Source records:
══════════════════════════════
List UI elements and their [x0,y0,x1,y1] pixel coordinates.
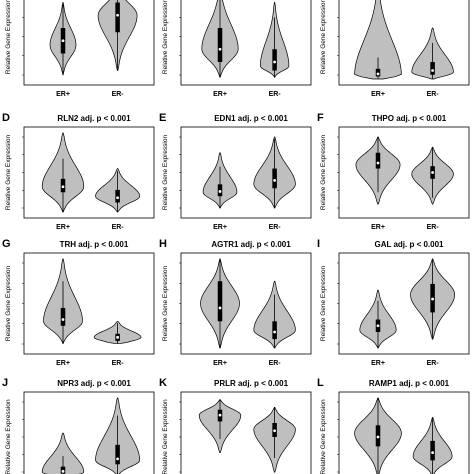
panel-title: TRH adj. p < 0.001 [60,240,129,249]
x-tick-label: ER- [427,224,440,231]
median-dot [273,60,276,64]
median-dot [431,69,434,72]
panel-title: RLN2 adj. p < 0.001 [57,114,131,123]
median-dot [218,190,222,193]
panel-letter: G [2,238,11,250]
panel-f: F THPO adj. p < 0.001 Relative Gene Expres… [317,112,470,231]
panel-i: I GAL adj. p < 0.001 Relative Gene Express… [317,238,470,367]
x-tick-label: ER- [269,360,282,367]
plot-frame [23,126,155,219]
panel-letter: J [2,377,8,389]
median-dot [376,324,380,328]
y-axis-label: Relative Gene Expression [320,0,327,74]
median-dot [218,413,222,417]
y-axis-label: Relative Gene Expression [162,0,169,74]
panel-top-3: Relative Gene Expression ER+ ER- [320,0,470,98]
x-tick-label: ER- [112,224,125,231]
panel-title: AGTR1 adj. p < 0.001 [211,240,291,249]
panel-letter: L [317,377,324,389]
median-dot [376,72,380,76]
x-tick-label: ER+ [371,91,385,98]
y-axis-label: Relative Gene Expression [162,135,169,211]
y-axis-label: Relative Gene Expression [320,266,327,342]
panel-e: E EDN1 adj. p < 0.001 Relative Gene Expres… [159,112,312,231]
violin-er-pos [41,432,85,474]
x-tick-label: ER- [112,91,125,98]
panel-top-1: Relative Gene Expression ER+ ER- [5,0,155,98]
median-dot [431,297,434,301]
x-tick-label: ER+ [371,360,385,367]
y-axis-label: Relative Gene Expression [320,135,327,211]
y-axis-label: Relative Gene Expression [5,266,12,342]
x-tick-label: ER+ [56,91,70,98]
x-tick-label: ER- [269,224,282,231]
panel-d: D RLN2 adj. p < 0.001 Relative Gene Expres… [2,112,155,231]
median-dot [376,435,380,439]
panel-title: NPR3 adj. p < 0.001 [57,379,131,388]
panel-k: K PRLR adj. p < 0.001 Relative Gene Expres… [159,377,312,474]
median-dot [116,335,119,339]
x-tick-label: ER+ [371,224,385,231]
panel-h: H AGTR1 adj. p < 0.001 Relative Gene Expre… [159,238,312,367]
x-tick-label: ER- [427,91,440,98]
median-dot [273,330,276,334]
panel-letter: F [317,112,324,124]
y-axis-label: Relative Gene Expression [5,135,12,211]
median-dot [61,469,65,473]
plot-frame [180,0,312,86]
y-axis-label: Relative Gene Expression [5,0,12,74]
median-dot [61,318,65,321]
y-axis-label: Relative Gene Expression [162,399,169,474]
x-tick-label: ER+ [56,360,70,367]
panel-l: L RAMP1 adj. p < 0.001 Relative Gene Expre… [317,377,470,474]
panel-j: J NPR3 adj. p < 0.001 Relative Gene Expres… [2,377,155,474]
median-dot [116,13,119,17]
x-tick-label: ER+ [213,224,227,231]
median-dot [273,429,276,433]
x-tick-label: ER- [112,360,125,367]
panel-title: PRLR adj. p < 0.001 [214,379,289,388]
panel-title: GAL adj. p < 0.001 [375,240,445,249]
median-dot [116,457,119,461]
median-dot [431,451,434,454]
x-tick-label: ER- [427,360,440,367]
panel-title: RAMP1 adj. p < 0.001 [369,379,450,388]
median-dot [61,185,65,189]
y-axis-label: Relative Gene Expression [5,399,12,474]
median-dot [431,171,434,174]
x-tick-label: ER+ [213,360,227,367]
violin-er-pos [354,0,402,80]
x-tick-label: ER- [269,91,282,98]
x-tick-label: ER+ [213,91,227,98]
panel-letter: K [159,377,167,389]
panel-letter: I [317,238,320,250]
y-axis-label: Relative Gene Expression [162,266,169,342]
panel-g: G TRH adj. p < 0.001 Relative Gene Express… [2,238,155,367]
panel-top-2: Relative Gene Expression ER+ ER- [162,0,312,98]
median-dot [116,196,119,200]
median-dot [61,39,65,43]
y-axis-label: Relative Gene Expression [320,399,327,474]
median-dot [273,179,276,182]
median-dot [218,47,222,51]
x-tick-label: ER+ [56,224,70,231]
panel-letter: H [159,238,167,250]
panel-title: THPO adj. p < 0.001 [372,114,447,123]
panel-title: EDN1 adj. p < 0.001 [214,114,288,123]
median-dot [376,161,380,165]
panel-letter: D [2,112,10,124]
panel-letter: E [159,112,166,124]
median-dot [218,306,222,310]
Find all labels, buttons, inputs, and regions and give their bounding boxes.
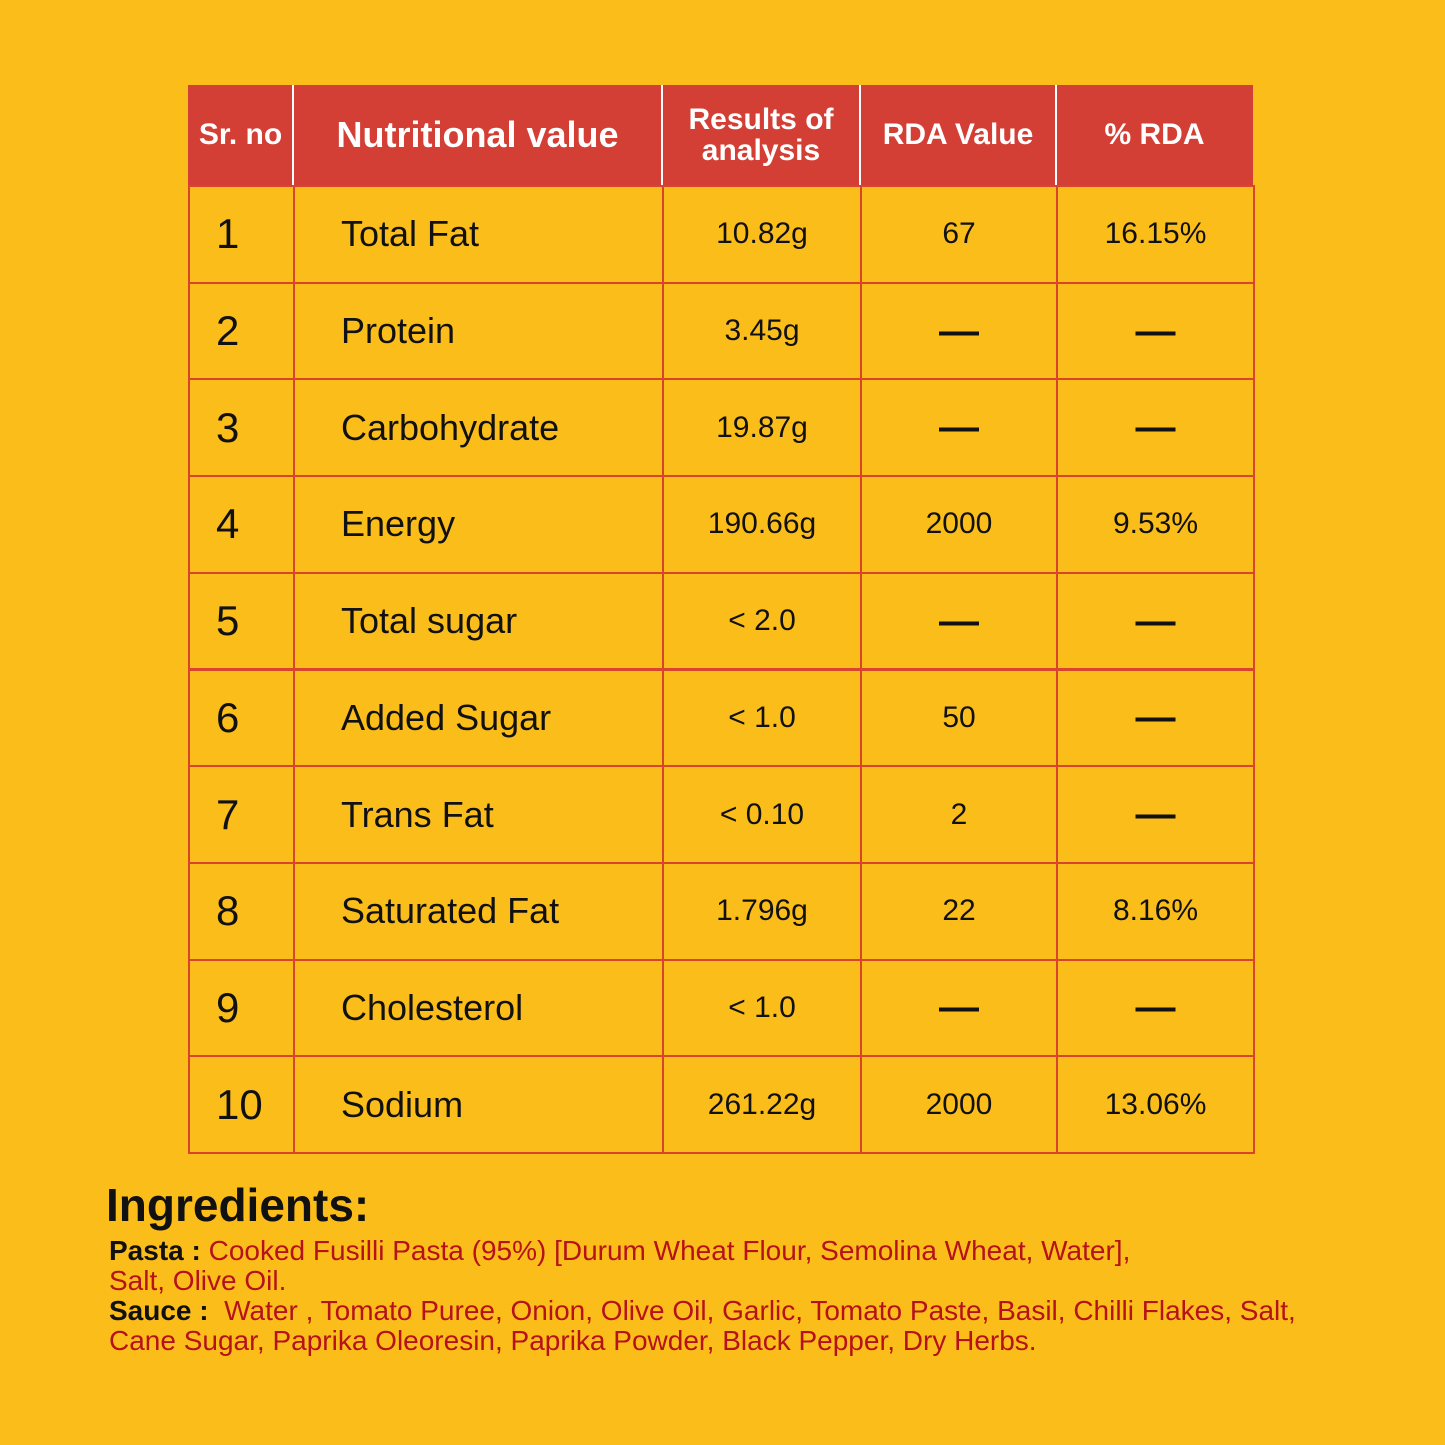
nutrient-name: Carbohydrate	[293, 378, 664, 478]
header-cell: Nutritional value	[293, 85, 662, 185]
value-cell: 10.82g	[662, 185, 862, 284]
ingredient-text: Cane Sugar, Paprika Oleoresin, Paprika P…	[109, 1325, 1037, 1356]
row-number: 1	[188, 185, 295, 284]
value-cell: 261.22g	[662, 1055, 862, 1154]
value-cell: 190.66g	[662, 475, 862, 574]
nutrient-name: Added Sugar	[293, 668, 664, 768]
value-cell: 1.796g	[662, 861, 862, 961]
value-cell: —	[860, 958, 1058, 1058]
nutrient-name: Protein	[293, 281, 664, 381]
value-cell: 16.15%	[1056, 185, 1255, 284]
header-cell: % RDA	[1056, 85, 1253, 185]
value-cell: 19.87g	[662, 378, 862, 478]
value-cell: —	[1056, 765, 1255, 864]
value-cell: < 2.0	[662, 571, 862, 671]
value-cell: —	[1056, 571, 1255, 671]
value-cell: 2	[860, 765, 1058, 864]
value-cell: —	[860, 378, 1058, 478]
header-cell: Sr. no	[188, 85, 293, 185]
ingredient-text: Cooked Fusilli Pasta (95%) [Durum Wheat …	[208, 1235, 1131, 1266]
header-cell: Results of analysis	[662, 85, 860, 185]
row-number: 10	[188, 1055, 295, 1154]
header-separator	[1055, 85, 1057, 185]
nutrient-name: Cholesterol	[293, 958, 664, 1058]
ingredient-text: Salt, Olive Oil.	[109, 1265, 287, 1296]
value-cell: —	[1056, 281, 1255, 381]
value-cell: 2000	[860, 1055, 1058, 1154]
value-cell: —	[1056, 378, 1255, 478]
value-cell: —	[860, 281, 1058, 381]
nutrient-name: Sodium	[293, 1055, 664, 1154]
value-cell: —	[1056, 958, 1255, 1058]
value-cell: 50	[860, 668, 1058, 768]
row-number: 8	[188, 861, 295, 961]
value-cell: < 1.0	[662, 958, 862, 1058]
ingredient-line: Cane Sugar, Paprika Oleoresin, Paprika P…	[109, 1326, 1296, 1356]
row-number: 5	[188, 571, 295, 671]
value-cell: 9.53%	[1056, 475, 1255, 574]
value-cell: 3.45g	[662, 281, 862, 381]
nutrient-name: Total sugar	[293, 571, 664, 671]
value-cell: < 0.10	[662, 765, 862, 864]
nutrient-name: Total Fat	[293, 185, 664, 284]
ingredients-title: Ingredients:	[106, 1179, 370, 1231]
row-number: 9	[188, 958, 295, 1058]
nutrient-name: Trans Fat	[293, 765, 664, 864]
value-cell: 67	[860, 185, 1058, 284]
row-number: 6	[188, 668, 295, 768]
value-cell: —	[860, 571, 1058, 671]
header-separator	[661, 85, 663, 185]
header-separator	[859, 85, 861, 185]
value-cell: —	[1056, 668, 1255, 768]
nutrient-name: Saturated Fat	[293, 861, 664, 961]
ingredients: Ingredients: Pasta : Cooked Fusilli Past…	[106, 1178, 1296, 1356]
row-number: 2	[188, 281, 295, 381]
ingredient-label: Sauce :	[109, 1295, 209, 1326]
ingredient-line: Sauce : Water , Tomato Puree, Onion, Oli…	[109, 1296, 1296, 1326]
ingredient-line: Pasta : Cooked Fusilli Pasta (95%) [Duru…	[109, 1236, 1296, 1266]
ingredient-text: Water , Tomato Puree, Onion, Olive Oil, …	[224, 1295, 1296, 1326]
value-cell: 2000	[860, 475, 1058, 574]
row-number: 4	[188, 475, 295, 574]
row-number: 3	[188, 378, 295, 478]
header-separator	[292, 85, 294, 185]
header-cell: RDA Value	[860, 85, 1056, 185]
value-cell: 22	[860, 861, 1058, 961]
value-cell: 13.06%	[1056, 1055, 1255, 1154]
value-cell: 8.16%	[1056, 861, 1255, 961]
ingredient-line: Salt, Olive Oil.	[109, 1266, 1296, 1296]
value-cell: < 1.0	[662, 668, 862, 768]
nutrient-name: Energy	[293, 475, 664, 574]
ingredient-label: Pasta :	[109, 1235, 201, 1266]
row-number: 7	[188, 765, 295, 864]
══════════════════════════════
== ASSIGNMENT ==
Please go through the data and copy each line containing the word "their".

== EXPECTED ANSWER ==
List UI elements and their [x0,y0,x1,y1] pixel coordinates.
Find all labels, buttons, inputs, and regions and give their bounding boxes.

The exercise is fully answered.